_MATERIAL PROVIDED_
+++
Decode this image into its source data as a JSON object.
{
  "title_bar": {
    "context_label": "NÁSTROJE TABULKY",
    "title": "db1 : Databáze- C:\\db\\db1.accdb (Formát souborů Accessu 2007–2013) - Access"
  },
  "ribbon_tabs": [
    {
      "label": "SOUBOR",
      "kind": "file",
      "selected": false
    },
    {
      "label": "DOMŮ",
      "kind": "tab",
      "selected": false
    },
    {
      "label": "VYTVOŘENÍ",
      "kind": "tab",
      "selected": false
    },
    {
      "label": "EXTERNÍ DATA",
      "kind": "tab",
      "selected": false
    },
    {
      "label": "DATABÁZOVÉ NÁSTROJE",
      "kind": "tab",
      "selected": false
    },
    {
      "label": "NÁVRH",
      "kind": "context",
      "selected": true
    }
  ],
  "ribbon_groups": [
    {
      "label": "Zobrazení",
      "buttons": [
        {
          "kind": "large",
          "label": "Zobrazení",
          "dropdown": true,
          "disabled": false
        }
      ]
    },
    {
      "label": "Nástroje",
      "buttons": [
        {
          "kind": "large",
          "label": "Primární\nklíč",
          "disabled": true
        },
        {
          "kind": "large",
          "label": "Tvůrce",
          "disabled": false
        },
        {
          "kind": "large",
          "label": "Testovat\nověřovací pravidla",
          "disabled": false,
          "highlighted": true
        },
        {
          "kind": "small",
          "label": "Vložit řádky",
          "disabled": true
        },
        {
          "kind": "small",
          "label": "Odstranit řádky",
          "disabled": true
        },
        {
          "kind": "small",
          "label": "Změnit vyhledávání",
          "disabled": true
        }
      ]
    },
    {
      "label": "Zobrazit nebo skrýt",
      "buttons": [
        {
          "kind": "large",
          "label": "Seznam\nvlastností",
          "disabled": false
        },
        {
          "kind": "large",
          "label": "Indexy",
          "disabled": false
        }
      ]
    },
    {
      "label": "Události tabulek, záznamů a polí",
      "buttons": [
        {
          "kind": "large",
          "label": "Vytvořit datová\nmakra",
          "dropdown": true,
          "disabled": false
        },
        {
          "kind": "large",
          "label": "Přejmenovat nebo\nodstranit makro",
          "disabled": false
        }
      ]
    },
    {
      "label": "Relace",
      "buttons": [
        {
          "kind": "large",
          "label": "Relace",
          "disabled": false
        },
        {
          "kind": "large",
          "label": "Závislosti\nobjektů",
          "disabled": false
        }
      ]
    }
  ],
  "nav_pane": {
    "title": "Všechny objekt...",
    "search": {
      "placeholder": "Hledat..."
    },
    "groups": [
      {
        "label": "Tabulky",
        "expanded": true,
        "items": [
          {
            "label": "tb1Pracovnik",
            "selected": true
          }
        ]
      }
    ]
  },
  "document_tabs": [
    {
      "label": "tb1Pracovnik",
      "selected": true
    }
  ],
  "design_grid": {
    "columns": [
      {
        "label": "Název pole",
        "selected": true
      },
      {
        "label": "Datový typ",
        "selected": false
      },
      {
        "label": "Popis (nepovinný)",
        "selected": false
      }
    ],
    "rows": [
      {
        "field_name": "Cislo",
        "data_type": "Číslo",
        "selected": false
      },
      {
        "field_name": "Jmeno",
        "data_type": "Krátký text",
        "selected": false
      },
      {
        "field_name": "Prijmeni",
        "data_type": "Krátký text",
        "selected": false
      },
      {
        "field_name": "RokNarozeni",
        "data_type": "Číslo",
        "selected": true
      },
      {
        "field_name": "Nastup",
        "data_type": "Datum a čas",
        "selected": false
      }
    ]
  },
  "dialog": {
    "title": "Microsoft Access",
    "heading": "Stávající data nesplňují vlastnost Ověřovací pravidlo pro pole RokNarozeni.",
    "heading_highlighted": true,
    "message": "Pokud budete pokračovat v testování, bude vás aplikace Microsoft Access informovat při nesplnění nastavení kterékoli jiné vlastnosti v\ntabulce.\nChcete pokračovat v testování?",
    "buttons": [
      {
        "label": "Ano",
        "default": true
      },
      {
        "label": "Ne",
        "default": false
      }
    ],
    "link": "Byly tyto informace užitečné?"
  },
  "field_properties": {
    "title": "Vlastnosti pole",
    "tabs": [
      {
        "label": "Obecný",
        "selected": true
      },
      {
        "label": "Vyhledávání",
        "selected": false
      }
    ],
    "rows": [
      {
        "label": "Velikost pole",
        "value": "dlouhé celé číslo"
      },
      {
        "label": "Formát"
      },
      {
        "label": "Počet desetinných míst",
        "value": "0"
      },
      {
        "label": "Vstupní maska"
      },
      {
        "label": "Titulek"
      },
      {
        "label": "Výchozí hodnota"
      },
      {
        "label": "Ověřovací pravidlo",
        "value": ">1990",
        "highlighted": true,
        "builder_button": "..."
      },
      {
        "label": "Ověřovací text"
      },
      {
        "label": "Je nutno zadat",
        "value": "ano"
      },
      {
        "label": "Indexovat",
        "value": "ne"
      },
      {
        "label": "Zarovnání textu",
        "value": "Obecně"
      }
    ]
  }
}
+++
_WHAT TO PRODUCE_
Repeat each record exactly, leaving nothing out.

_EXERCISE ANSWER_
Decode this image into its source data as a JSON object.
{
  "title_bar": {
    "context_label": "NÁSTROJE TABULKY",
    "title": "db1 : Databáze- C:\\db\\db1.accdb (Formát souborů Accessu 2007–2013) - Access"
  },
  "ribbon_tabs": [
    {
      "label": "SOUBOR",
      "kind": "file",
      "selected": false
    },
    {
      "label": "DOMŮ",
      "kind": "tab",
      "selected": false
    },
    {
      "label": "VYTVOŘENÍ",
      "kind": "tab",
      "selected": false
    },
    {
      "label": "EXTERNÍ DATA",
      "kind": "tab",
      "selected": false
    },
    {
      "label": "DATABÁZOVÉ NÁSTROJE",
      "kind": "tab",
      "selected": false
    },
    {
      "label": "NÁVRH",
      "kind": "context",
      "selected": true
    }
  ],
  "ribbon_groups": [
    {
      "label": "Zobrazení",
      "buttons": [
        {
          "kind": "large",
          "label": "Zobrazení",
          "dropdown": true,
          "disabled": false
        }
      ]
    },
    {
      "label": "Nástroje",
      "buttons": [
        {
          "kind": "large",
          "label": "Primární\nklíč",
          "disabled": true
        },
        {
          "kind": "large",
          "label": "Tvůrce",
          "disabled": false
        },
        {
          "kind": "large",
          "label": "Testovat\nověřovací pravidla",
          "disabled": false,
          "highlighted": true
        },
        {
          "kind": "small",
          "label": "Vložit řádky",
          "disabled": true
        },
        {
          "kind": "small",
          "label": "Odstranit řádky",
          "disabled": true
        },
        {
          "kind": "small",
          "label": "Změnit vyhledávání",
          "disabled": true
        }
      ]
    },
    {
      "label": "Zobrazit nebo skrýt",
      "buttons": [
        {
          "kind": "large",
          "label": "Seznam\nvlastností",
          "disabled": false
        },
        {
          "kind": "large",
          "label": "Indexy",
          "disabled": false
        }
      ]
    },
    {
      "label": "Události tabulek, záznamů a polí",
      "buttons": [
        {
          "kind": "large",
          "label": "Vytvořit datová\nmakra",
          "dropdown": true,
          "disabled": false
        },
        {
          "kind": "large",
          "label": "Přejmenovat nebo\nodstranit makro",
          "disabled": false
        }
      ]
    },
    {
      "label": "Relace",
      "buttons": [
        {
          "kind": "large",
          "label": "Relace",
          "disabled": false
        },
        {
          "kind": "large",
          "label": "Závislosti\nobjektů",
          "disabled": false
        }
      ]
    }
  ],
  "nav_pane": {
    "title": "Všechny objekt...",
    "search": {
      "placeholder": "Hledat..."
    },
    "groups": [
      {
        "label": "Tabulky",
        "expanded": true,
        "items": [
          {
            "label": "tb1Pracovnik",
            "selected": true
          }
        ]
      }
    ]
  },
  "document_tabs": [
    {
      "label": "tb1Pracovnik",
      "selected": true
    }
  ],
  "design_grid": {
    "columns": [
      {
        "label": "Název pole",
        "selected": true
      },
      {
        "label": "Datový typ",
        "selected": false
      },
      {
        "label": "Popis (nepovinný)",
        "selected": false
      }
    ],
    "rows": [
      {
        "field_name": "Cislo",
        "data_type": "Číslo",
        "selected": false
      },
      {
        "field_name": "Jmeno",
        "data_type": "Krátký text",
        "selected": false
      },
      {
        "field_name": "Prijmeni",
        "data_type": "Krátký text",
        "selected": false
      },
      {
        "field_name": "RokNarozeni",
        "data_type": "Číslo",
        "selected": true
      },
      {
        "field_name": "Nastup",
        "data_type": "Datum a čas",
        "selected": false
      }
    ]
  },
  "dialog": {
    "title": "Microsoft Access",
    "heading": "Stávající data nesplňují vlastnost Ověřovací pravidlo pro pole RokNarozeni.",
    "heading_highlighted": true,
    "message": "Pokud budete pokračovat v testování, bude vás aplikace Microsoft Access informovat při nesplnění nastavení kterékoli jiné vlastnosti v\ntabulce.\nChcete pokračovat v testování?",
    "buttons": [
      {
        "label": "Ano",
        "default": true
      },
      {
        "label": "Ne",
        "default": false
      }
    ],
    "link": "Byly tyto informace užitečné?"
  },
  "field_properties": {
    "title": "Vlastnosti pole",
    "tabs": [
      {
        "label": "Obecný",
        "selected": true
      },
      {
        "label": "Vyhledávání",
        "selected": false
      }
    ],
    "rows": [
      {
        "label": "Velikost pole",
        "value": "dlouhé celé číslo"
      },
      {
        "label": "Formát"
      },
      {
        "label": "Počet desetinných míst",
        "value": "0"
      },
      {
        "label": "Vstupní maska"
      },
      {
        "label": "Titulek"
      },
      {
        "label": "Výchozí hodnota"
      },
      {
        "label": "Ověřovací pravidlo",
        "value": ">1990",
        "highlighted": true,
        "builder_button": "..."
      },
      {
        "label": "Ověřovací text"
      },
      {
        "label": "Je nutno zadat",
        "value": "ano"
      },
      {
        "label": "Indexovat",
        "value": "ne"
      },
      {
        "label": "Zarovnání textu",
        "value": "Obecně"
      }
    ]
  }
}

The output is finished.